→ **Work required**:
Lines holding the string "content" are the ones to copy; find them all in the data.

Stored entries:
★ ★ ★ ★

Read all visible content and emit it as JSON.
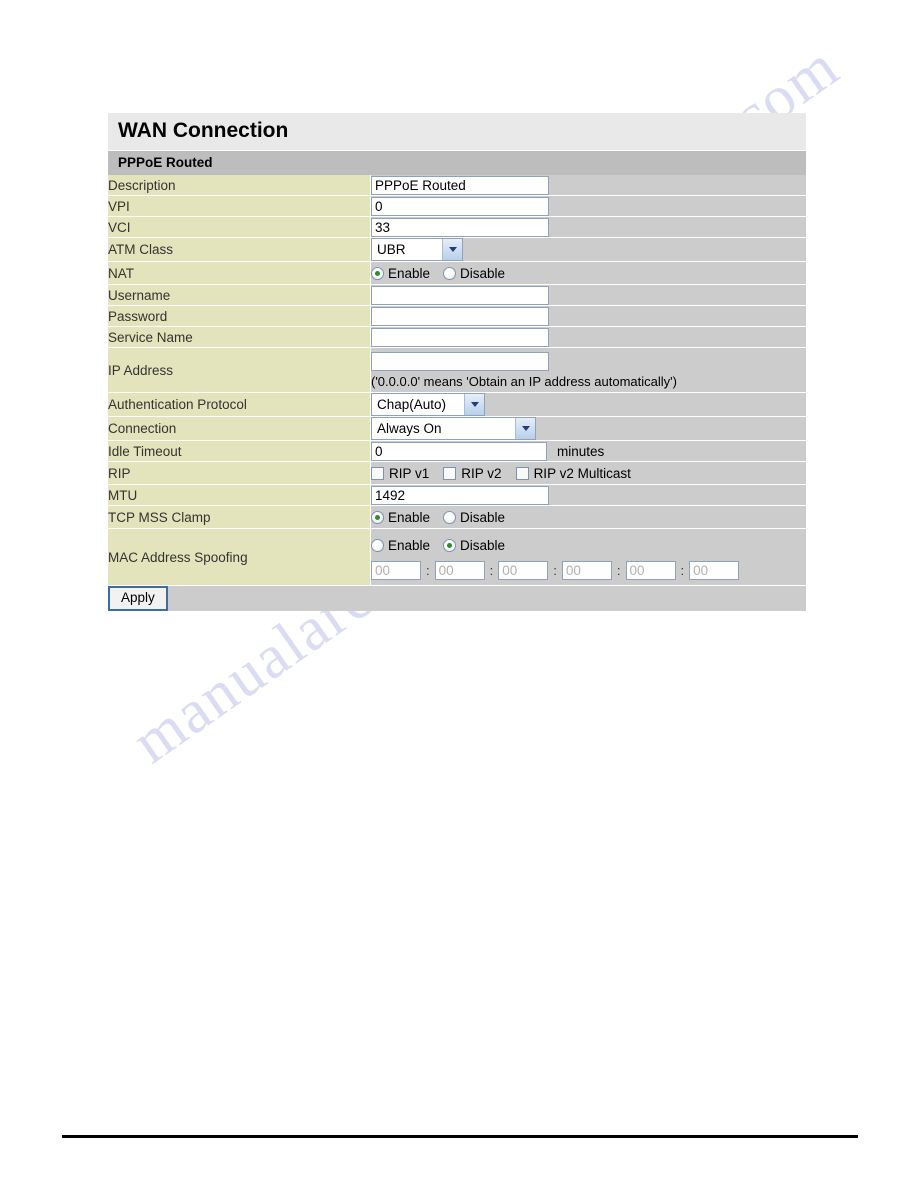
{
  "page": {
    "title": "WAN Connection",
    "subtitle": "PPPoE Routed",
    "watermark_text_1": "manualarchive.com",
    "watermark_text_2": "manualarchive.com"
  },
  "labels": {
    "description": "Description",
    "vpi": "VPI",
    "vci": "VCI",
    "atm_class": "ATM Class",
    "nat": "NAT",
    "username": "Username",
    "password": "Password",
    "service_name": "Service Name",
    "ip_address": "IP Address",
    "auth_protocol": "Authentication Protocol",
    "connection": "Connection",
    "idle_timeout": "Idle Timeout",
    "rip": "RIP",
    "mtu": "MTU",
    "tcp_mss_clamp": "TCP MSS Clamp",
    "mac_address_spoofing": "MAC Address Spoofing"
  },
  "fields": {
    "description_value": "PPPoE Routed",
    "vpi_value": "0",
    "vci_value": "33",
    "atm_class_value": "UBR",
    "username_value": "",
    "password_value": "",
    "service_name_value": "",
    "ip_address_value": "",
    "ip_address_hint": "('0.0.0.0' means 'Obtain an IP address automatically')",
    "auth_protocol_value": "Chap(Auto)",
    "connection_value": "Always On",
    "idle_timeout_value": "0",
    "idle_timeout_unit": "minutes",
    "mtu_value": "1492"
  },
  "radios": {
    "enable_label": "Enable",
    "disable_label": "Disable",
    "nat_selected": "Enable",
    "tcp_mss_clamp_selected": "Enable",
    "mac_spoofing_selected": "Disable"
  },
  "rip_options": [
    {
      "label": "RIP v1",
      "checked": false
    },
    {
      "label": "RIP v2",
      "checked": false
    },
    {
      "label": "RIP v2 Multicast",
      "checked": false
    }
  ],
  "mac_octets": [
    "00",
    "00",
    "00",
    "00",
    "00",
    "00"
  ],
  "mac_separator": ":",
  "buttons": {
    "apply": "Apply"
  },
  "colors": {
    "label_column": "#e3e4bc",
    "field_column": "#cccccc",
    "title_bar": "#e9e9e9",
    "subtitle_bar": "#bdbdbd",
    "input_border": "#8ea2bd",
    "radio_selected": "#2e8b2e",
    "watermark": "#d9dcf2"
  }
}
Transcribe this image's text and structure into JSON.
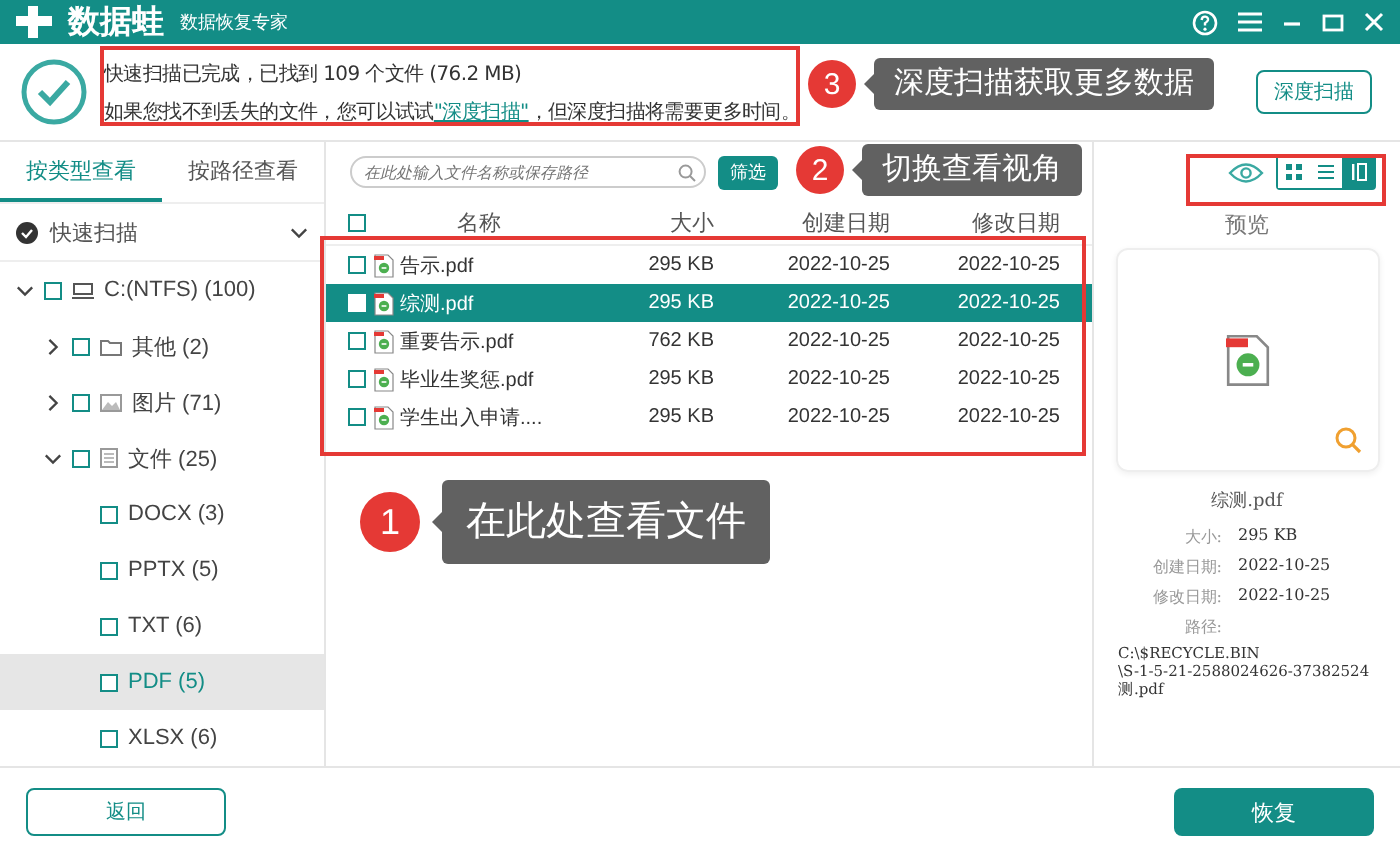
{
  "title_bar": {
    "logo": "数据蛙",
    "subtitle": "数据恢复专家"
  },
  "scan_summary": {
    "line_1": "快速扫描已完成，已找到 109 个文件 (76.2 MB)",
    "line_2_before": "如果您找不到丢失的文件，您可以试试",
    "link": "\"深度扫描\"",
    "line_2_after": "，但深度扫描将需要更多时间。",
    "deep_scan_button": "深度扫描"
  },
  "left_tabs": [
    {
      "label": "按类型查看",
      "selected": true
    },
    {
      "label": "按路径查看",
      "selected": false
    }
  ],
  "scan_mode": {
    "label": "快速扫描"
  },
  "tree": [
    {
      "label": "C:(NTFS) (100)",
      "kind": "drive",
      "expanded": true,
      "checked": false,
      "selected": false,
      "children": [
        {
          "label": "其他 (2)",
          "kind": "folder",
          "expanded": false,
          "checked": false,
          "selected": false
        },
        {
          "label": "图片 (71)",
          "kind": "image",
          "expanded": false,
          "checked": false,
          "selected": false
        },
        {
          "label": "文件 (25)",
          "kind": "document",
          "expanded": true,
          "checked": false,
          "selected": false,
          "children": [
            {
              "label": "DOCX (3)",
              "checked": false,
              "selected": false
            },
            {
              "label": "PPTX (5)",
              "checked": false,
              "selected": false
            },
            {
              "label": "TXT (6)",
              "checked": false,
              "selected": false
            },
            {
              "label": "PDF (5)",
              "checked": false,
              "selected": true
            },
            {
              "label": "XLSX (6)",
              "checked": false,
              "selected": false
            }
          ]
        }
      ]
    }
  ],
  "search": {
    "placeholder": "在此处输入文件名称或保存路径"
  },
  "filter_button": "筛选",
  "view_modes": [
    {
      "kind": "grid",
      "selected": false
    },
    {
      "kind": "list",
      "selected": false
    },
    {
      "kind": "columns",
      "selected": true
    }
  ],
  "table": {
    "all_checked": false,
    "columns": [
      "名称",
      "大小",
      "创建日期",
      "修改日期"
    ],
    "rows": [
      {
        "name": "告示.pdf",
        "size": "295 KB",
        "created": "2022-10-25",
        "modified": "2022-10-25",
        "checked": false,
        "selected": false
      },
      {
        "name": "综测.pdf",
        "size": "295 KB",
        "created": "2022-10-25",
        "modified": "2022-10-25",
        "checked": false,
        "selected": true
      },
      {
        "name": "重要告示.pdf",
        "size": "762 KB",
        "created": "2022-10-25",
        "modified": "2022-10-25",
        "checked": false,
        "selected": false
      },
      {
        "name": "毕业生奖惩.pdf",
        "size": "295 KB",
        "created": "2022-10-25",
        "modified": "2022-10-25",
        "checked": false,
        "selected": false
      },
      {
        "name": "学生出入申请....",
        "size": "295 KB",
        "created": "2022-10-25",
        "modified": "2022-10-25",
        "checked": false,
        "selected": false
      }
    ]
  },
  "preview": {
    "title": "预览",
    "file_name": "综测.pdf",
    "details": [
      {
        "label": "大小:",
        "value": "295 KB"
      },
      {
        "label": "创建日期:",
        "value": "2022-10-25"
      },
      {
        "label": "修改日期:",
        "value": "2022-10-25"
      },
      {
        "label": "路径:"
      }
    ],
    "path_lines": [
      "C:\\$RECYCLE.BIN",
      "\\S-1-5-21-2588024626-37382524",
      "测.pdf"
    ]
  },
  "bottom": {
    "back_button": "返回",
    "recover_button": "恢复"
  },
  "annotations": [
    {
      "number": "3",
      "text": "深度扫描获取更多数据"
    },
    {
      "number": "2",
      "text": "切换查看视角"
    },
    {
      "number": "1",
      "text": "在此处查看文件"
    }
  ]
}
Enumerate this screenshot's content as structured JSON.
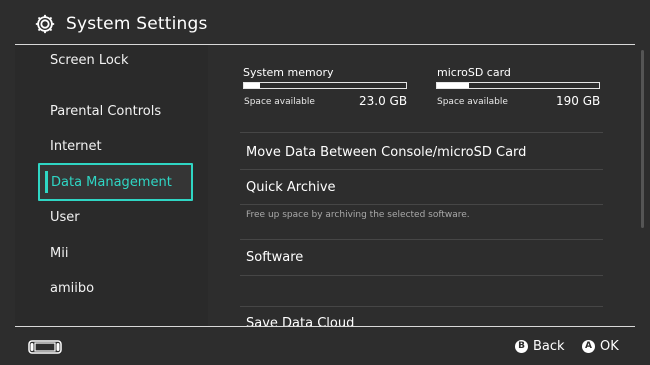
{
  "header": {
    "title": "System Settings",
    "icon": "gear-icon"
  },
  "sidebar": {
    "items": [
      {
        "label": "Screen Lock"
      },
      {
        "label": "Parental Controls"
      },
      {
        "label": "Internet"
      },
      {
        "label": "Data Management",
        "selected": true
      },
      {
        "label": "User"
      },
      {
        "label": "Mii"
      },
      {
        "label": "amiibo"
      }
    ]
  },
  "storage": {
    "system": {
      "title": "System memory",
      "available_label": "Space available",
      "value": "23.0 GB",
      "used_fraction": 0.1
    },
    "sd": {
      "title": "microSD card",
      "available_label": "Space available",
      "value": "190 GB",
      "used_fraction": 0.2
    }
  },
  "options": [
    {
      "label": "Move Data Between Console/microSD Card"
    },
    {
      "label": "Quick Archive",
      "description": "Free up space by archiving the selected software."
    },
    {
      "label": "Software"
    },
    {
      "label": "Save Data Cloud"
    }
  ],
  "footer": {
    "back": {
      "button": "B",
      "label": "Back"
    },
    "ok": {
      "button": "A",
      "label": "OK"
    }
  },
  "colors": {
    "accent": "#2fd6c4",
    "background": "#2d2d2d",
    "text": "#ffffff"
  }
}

★ ★ ★ ★

→ **Worked answer**:
Read all visible content and emit it as JSON.
Enumerate this screenshot's content as structured JSON.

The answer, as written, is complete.